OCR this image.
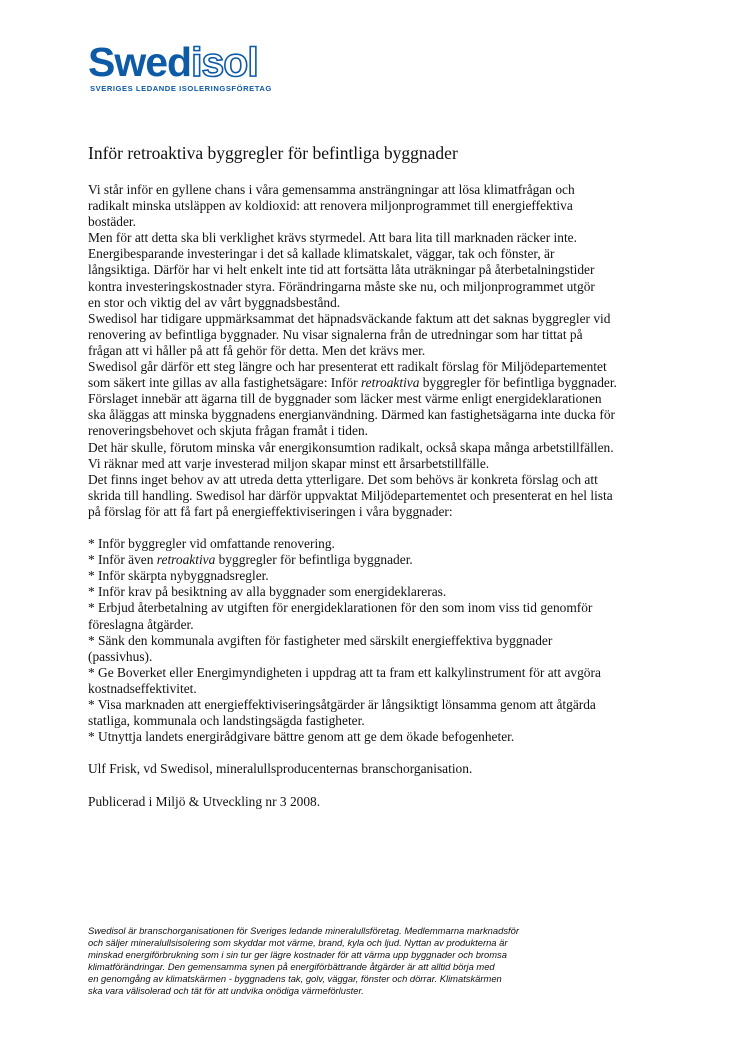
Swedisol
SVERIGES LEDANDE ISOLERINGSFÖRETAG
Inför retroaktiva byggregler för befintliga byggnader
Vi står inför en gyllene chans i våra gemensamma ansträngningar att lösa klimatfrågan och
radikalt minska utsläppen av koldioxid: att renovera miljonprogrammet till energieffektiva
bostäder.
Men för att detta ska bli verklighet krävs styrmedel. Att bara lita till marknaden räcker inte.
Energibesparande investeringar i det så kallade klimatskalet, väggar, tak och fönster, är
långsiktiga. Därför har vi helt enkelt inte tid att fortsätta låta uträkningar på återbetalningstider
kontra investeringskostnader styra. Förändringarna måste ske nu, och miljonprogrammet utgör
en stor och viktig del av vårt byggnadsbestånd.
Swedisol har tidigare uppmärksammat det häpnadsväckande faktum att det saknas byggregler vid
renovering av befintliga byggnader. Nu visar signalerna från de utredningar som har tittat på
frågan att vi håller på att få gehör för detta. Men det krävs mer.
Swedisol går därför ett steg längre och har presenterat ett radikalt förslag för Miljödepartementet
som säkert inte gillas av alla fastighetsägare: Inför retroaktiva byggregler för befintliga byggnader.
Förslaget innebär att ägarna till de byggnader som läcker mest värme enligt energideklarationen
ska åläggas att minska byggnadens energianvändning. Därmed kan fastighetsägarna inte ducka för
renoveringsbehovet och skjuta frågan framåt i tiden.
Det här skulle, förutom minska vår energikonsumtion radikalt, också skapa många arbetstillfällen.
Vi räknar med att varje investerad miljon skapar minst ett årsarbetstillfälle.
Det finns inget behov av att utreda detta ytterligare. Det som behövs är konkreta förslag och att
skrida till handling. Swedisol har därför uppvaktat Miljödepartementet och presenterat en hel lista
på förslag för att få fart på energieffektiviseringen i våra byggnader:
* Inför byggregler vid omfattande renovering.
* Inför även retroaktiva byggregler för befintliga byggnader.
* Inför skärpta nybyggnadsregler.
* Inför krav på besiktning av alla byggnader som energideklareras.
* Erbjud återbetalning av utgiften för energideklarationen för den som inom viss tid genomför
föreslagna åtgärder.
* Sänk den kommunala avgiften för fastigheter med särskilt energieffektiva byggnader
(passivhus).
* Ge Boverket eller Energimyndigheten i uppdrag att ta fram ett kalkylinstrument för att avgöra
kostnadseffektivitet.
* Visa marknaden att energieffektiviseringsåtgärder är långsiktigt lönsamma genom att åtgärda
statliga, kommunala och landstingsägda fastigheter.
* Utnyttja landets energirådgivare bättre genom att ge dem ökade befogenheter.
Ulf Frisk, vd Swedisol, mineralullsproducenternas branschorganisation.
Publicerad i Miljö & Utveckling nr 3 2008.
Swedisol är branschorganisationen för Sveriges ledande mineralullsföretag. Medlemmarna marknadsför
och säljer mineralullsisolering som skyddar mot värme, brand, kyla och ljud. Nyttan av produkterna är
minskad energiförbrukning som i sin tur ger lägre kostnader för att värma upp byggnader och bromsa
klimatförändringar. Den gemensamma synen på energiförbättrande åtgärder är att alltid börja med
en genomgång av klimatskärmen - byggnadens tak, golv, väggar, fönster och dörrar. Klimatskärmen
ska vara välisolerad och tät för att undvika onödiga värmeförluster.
----------
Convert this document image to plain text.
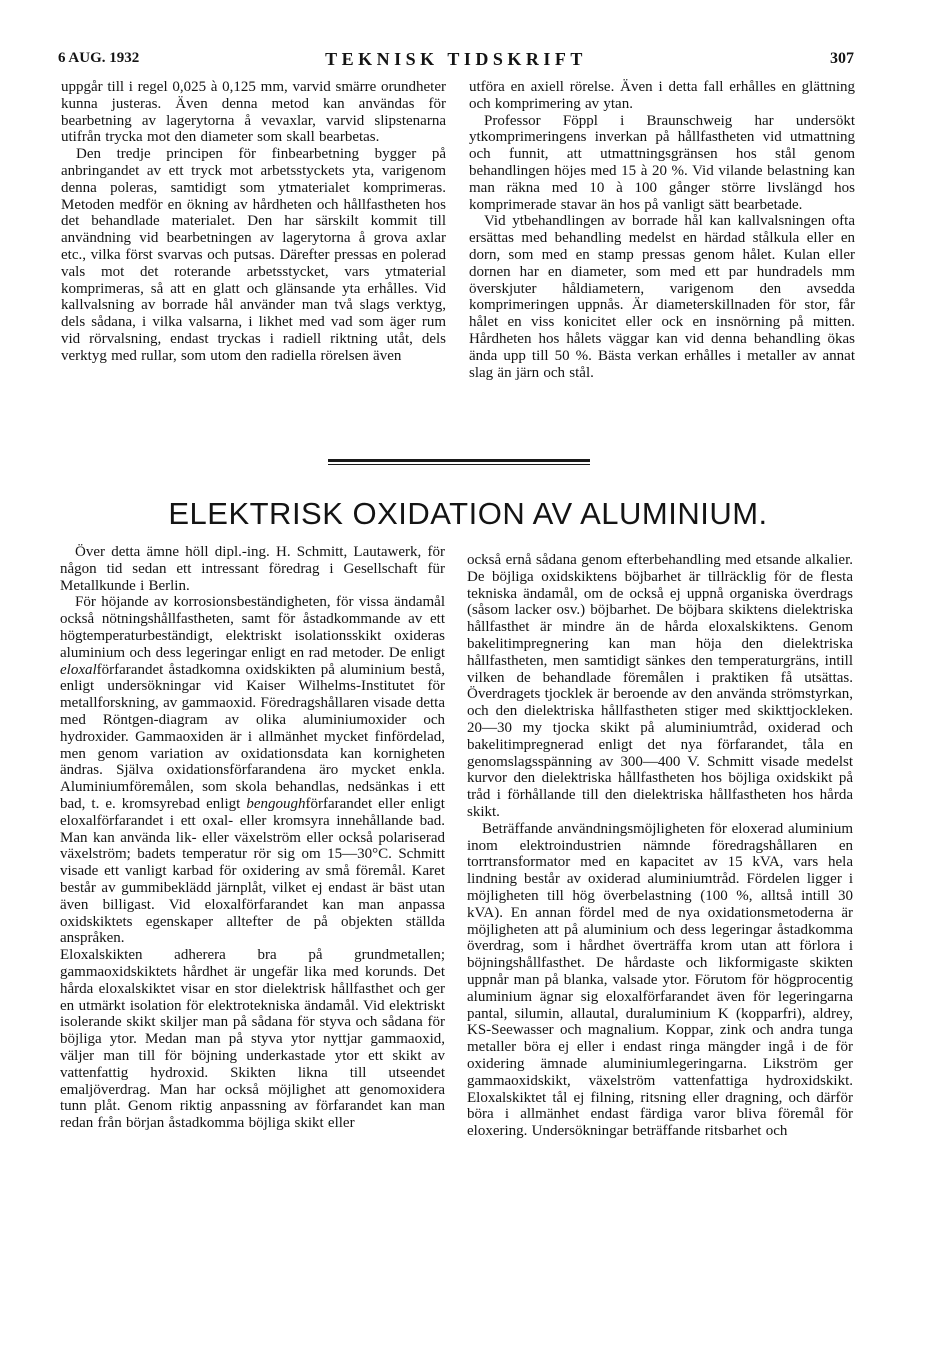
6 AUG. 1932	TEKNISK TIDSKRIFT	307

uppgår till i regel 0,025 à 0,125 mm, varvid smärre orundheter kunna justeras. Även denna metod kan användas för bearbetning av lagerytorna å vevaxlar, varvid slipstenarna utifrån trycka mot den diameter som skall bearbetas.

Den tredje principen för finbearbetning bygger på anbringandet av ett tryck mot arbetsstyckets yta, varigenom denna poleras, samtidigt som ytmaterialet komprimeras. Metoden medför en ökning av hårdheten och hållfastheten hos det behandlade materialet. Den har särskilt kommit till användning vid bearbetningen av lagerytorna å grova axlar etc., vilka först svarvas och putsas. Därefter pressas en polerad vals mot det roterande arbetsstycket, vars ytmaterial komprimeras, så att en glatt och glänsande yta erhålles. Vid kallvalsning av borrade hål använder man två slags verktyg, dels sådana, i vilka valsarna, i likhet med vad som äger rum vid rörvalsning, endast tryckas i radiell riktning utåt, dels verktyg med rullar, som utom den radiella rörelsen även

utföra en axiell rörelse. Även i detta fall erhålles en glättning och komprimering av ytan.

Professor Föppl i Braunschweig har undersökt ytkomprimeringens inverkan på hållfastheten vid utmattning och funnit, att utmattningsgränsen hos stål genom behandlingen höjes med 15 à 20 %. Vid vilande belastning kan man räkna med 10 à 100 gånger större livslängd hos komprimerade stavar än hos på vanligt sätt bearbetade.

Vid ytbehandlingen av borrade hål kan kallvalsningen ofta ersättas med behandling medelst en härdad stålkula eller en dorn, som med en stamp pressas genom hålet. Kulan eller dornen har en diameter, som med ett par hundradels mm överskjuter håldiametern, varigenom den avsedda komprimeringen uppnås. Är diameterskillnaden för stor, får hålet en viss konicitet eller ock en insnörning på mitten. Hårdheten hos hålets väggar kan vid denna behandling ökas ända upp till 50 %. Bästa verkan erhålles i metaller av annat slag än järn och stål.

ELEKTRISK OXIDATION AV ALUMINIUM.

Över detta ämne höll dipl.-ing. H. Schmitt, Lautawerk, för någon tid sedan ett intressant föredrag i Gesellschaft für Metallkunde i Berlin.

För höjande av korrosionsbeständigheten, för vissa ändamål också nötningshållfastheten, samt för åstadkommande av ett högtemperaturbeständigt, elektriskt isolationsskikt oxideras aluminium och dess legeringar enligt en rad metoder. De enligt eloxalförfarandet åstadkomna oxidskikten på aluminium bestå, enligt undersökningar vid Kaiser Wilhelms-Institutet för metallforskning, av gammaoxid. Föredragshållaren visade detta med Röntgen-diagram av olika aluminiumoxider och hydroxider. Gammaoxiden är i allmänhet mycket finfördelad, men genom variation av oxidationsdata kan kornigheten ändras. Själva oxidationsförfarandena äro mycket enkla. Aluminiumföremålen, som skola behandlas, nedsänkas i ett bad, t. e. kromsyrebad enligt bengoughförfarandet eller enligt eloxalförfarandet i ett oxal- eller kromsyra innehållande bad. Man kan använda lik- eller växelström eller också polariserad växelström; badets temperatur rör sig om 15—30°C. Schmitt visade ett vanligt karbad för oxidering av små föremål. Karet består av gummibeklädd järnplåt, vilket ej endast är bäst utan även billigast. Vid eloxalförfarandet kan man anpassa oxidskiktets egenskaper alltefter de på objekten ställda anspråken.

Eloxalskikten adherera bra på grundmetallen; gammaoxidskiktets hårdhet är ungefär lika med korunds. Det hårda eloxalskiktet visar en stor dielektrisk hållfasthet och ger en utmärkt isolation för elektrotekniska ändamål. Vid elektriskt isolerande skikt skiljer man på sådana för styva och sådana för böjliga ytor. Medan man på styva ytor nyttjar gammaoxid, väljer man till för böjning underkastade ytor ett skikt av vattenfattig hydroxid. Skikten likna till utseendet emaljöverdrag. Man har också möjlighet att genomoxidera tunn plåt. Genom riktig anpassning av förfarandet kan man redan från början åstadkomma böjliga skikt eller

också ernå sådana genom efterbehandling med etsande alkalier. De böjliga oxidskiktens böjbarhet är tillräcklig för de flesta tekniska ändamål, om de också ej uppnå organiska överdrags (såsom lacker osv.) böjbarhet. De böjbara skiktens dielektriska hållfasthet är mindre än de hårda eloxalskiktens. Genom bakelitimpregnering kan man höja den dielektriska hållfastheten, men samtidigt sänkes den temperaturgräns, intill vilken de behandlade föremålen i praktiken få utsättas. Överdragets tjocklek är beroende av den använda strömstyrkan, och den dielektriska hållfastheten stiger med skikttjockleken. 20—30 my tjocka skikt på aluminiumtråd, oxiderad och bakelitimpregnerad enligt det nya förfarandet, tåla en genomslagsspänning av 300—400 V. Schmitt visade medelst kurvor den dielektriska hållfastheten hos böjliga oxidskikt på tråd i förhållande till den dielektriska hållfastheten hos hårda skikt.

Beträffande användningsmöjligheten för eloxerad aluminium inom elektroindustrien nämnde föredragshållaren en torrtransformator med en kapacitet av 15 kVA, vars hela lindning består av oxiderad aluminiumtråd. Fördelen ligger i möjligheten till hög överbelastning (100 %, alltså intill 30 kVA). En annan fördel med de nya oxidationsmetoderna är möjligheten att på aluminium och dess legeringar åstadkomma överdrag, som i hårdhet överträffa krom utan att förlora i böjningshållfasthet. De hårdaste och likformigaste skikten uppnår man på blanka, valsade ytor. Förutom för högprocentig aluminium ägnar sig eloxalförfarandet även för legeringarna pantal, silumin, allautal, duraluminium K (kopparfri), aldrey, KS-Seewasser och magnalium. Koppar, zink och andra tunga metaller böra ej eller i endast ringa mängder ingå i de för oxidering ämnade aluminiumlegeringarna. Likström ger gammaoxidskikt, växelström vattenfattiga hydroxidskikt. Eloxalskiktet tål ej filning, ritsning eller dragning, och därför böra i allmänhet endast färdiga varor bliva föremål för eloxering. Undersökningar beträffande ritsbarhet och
----------
Problem description:
Look through the records above for the string "Miljödepartementet", then copy every line that has it.

Written response:
Swedisol går därför ett steg längre och har presenterat ett radikalt förslag för Miljödepartementet
skrida till handling. Swedisol har därför uppvaktat Miljödepartementet och presenterat en hel lista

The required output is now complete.